# TRAVAIL DEMANDÉ
[a] D'après l'extrait sur le temple de Jupiter, sous le règne de quel empereur le temple surpassa-t-il en splendeur toutes ses versions antérieures ?
[b] Relevez, dans l'extrait sur le temple de Jupiter, toutes les divinités allégoriques dont les temples se trouvaient sur le Capitole, accompagnées du sens que le texte donne à chacune.

# EXTRAIT DU TEXTE
|---|
Le temple de Jupiter était l’un des plus imposants et des plus luxueux de Rome. Construit sur un modèle étrusque, il présentait la particularité d’avoir une triple cella. La cella désignait la petite salle, généralement fermée au public et réservée aux prêtres, qui abritait la statue de la divinité. Celui de Jupiter Capitolin en avait trois, une pour chaque membre de la triade. La statue de Jupiter trônait logiquement dans la cella centrale, celles de Junon et de Minerve dans les cellae latérales.
Le temple était à l’origine construit en bois et en tuf, roche locale tendre, d’origine volcanique. Ravagé à plusieurs reprises par des incendies et régulièrement frappé par la foudre, il fut souvent restauré et même, par deux fois, intégralement reconstruit, pour devenir un temple de plus en plus somptueux. Le marbre succéda au tuf, les massives colonnes doriques furent remplacées par d’élégantes colonnes de style corinthien. C’est sous le règne de Domitien (81-96 apr. J.-C.) qu’il surpassa par sa splendeur toutes les versions antérieures : son toit était recouvert de tuiles dorées, ses portes plaquées de lames d’or ; on éleva une gigantesque statue chryséléphantine (en or et en ivoire) de Jupiter, comparable à celle de Zeus à Olympie, l’une des sept merveilles du monde.
Embouteillage de statues
Ce n’était toutefois pas le seul lieu de culte du Capitole. Il était entouré d’un vaste espace sacré qui occupait tout le sommet de la colline. On y trouvait une multitude de temples de tailles plus modestes, d’autels et de sanctuaires. Plusieurs étaient consacrés à Jupiter dans différentes attributions : temple de Jupiter Tonnant, de Jupiter Gardien ou de Jupiter Férétrien, autel de Jupiter Sauveur ; il y avait aussi les temples consacrés à d’autres divinités comme celui de Mars Vengeur ou de Vénus Érycine ; les temples de divinités allégoriques : Fides (la Bonne Foi), Mens (la Raison) ou Ops (l’Abondance). Autant de constructions serrées, écrasées sous la masse du temple de Jupiter. Le promeneur de la Rome impériale aurait aussi observé un véritable amoncellement de statues, colonnes et trophées variés : statues colossales de Jupiter (l’une était si grande qu’elle pouvait, dit-on, s’apercevoir depuis Albe, distante de près de 20 km !) et d’Hercule, de Mars, de Castor et Pollux, et de dizaines d’autres divinités. On prit aussi l’habitude d’élever des statues en l’honneur de Romains célèbres : rois de Rome, anciens consuls, empereurs… Elles étaient si nombreuses qu’elles finirent par se trouver à l’étroit et qu’il fallut à plusieurs reprises en déplacer certaines pour libérer de la place.
|---|
# DONNÉES PRÉSENTÉES
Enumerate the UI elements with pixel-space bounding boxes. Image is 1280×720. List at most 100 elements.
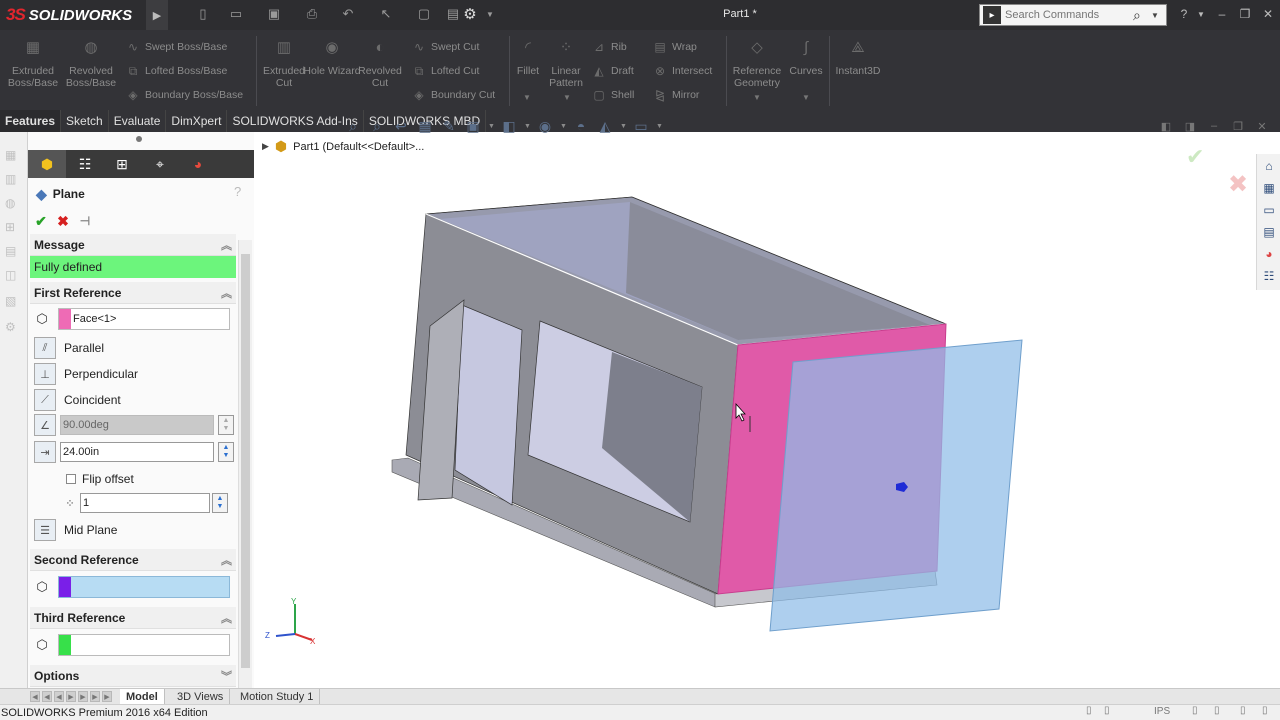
|---|
# LES RÉPONSES
[a] Sous le règne de Domitien (81-96 apr. J.-C.).

[b]
- Fides (la Bonne Foi)
- Mens (la Raison)
- Ops (l'Abondance)